-- start of Given data --
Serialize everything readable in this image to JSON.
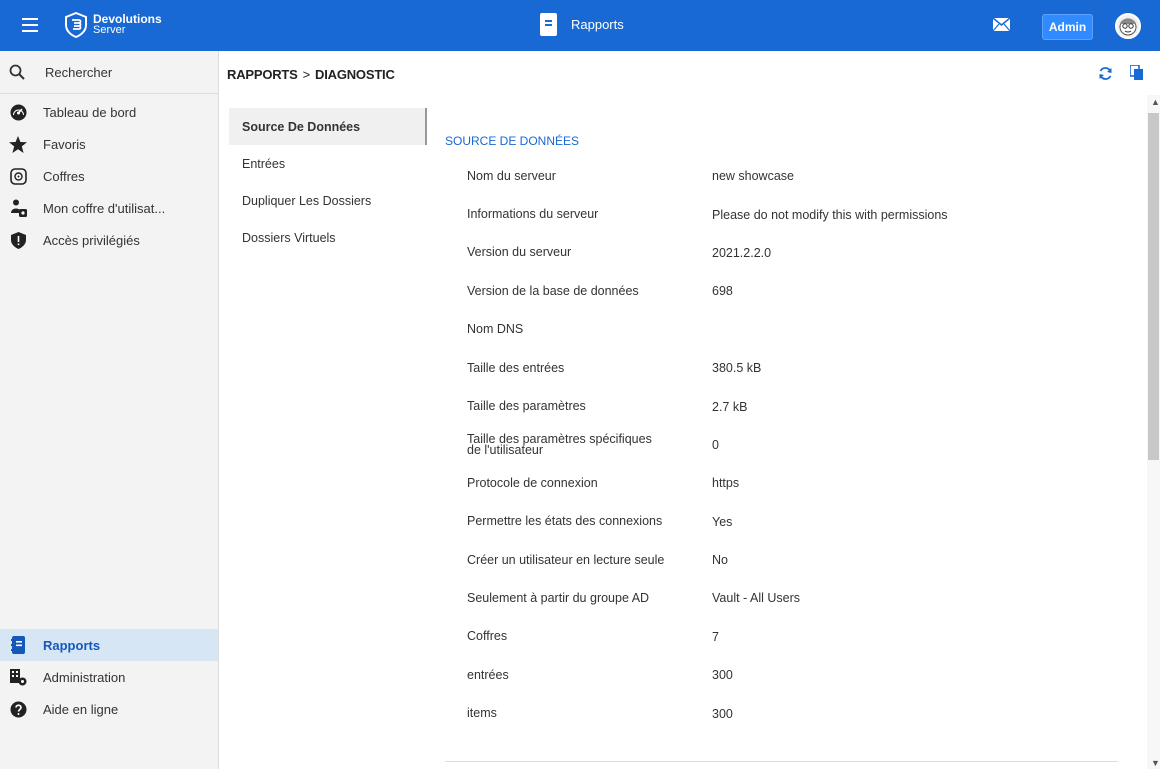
{
  "header": {
    "logo_line1": "Devolutions",
    "logo_line2": "Server",
    "title": "Rapports",
    "admin_label": "Admin"
  },
  "sidebar": {
    "search_label": "Rechercher",
    "items": [
      {
        "label": "Tableau de bord",
        "icon": "dashboard-icon"
      },
      {
        "label": "Favoris",
        "icon": "star-icon"
      },
      {
        "label": "Coffres",
        "icon": "vault-icon"
      },
      {
        "label": "Mon coffre d'utilisat...",
        "icon": "user-vault-icon"
      },
      {
        "label": "Accès privilégiés",
        "icon": "shield-icon"
      }
    ],
    "bottom_items": [
      {
        "label": "Rapports",
        "icon": "reports-icon",
        "active": true
      },
      {
        "label": "Administration",
        "icon": "administration-icon"
      },
      {
        "label": "Aide en ligne",
        "icon": "help-icon"
      }
    ]
  },
  "breadcrumb": {
    "part1": "RAPPORTS",
    "separator": ">",
    "part2": "DIAGNOSTIC"
  },
  "subnav": [
    {
      "label": "Source De Données",
      "active": true
    },
    {
      "label": "Entrées"
    },
    {
      "label": "Dupliquer Les Dossiers"
    },
    {
      "label": "Dossiers Virtuels"
    }
  ],
  "content": {
    "section_title": "SOURCE DE DONNÉES",
    "rows": [
      {
        "key": "Nom du serveur",
        "value": "new showcase"
      },
      {
        "key": "Informations du serveur",
        "value": "Please do not modify this with permissions"
      },
      {
        "key": "Version du serveur",
        "value": "2021.2.2.0"
      },
      {
        "key": "Version de la base de données",
        "value": "698"
      },
      {
        "key": "Nom DNS",
        "value": ""
      },
      {
        "key": "Taille des entrées",
        "value": "380.5 kB"
      },
      {
        "key": "Taille des paramètres",
        "value": "2.7 kB"
      },
      {
        "key": "Taille des paramètres spécifiques de l'utilisateur",
        "value": "0"
      },
      {
        "key": "Protocole de connexion",
        "value": "https"
      },
      {
        "key": "Permettre les états des connexions",
        "value": "Yes"
      },
      {
        "key": "Créer un utilisateur en lecture seule",
        "value": "No"
      },
      {
        "key": "Seulement à partir du groupe AD",
        "value": "Vault - All Users"
      },
      {
        "key": "Coffres",
        "value": "7"
      },
      {
        "key": "entrées",
        "value": "300"
      },
      {
        "key": "items",
        "value": "300"
      }
    ]
  },
  "colors": {
    "topbar": "#1869d3",
    "accent": "#1869d3",
    "active_nav_bg": "#d7e6f5"
  }
}
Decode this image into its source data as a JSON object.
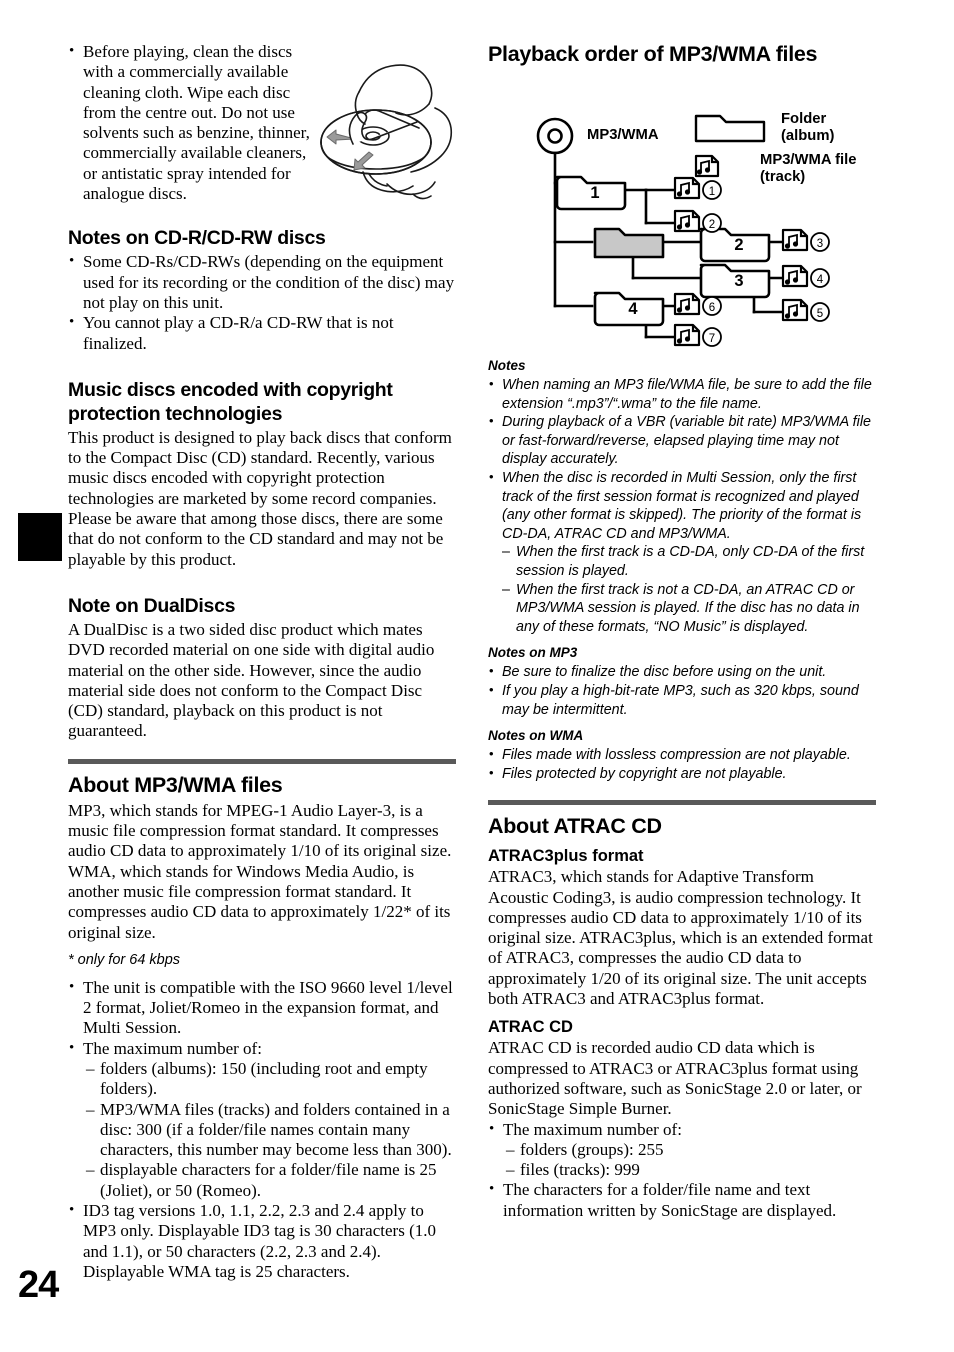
-- end of Given data --
In the records above, locate every line with the string "icon" and copy it.

Solution below:
        "icon": "dashboard-icon"
        "icon": "star-icon"
        "icon": "vault-icon"
        "icon": "user-vault-icon"
        "icon": "shield-icon"
        "icon": "reports-icon",
        "icon": "administration-icon"
        "icon": "help-icon"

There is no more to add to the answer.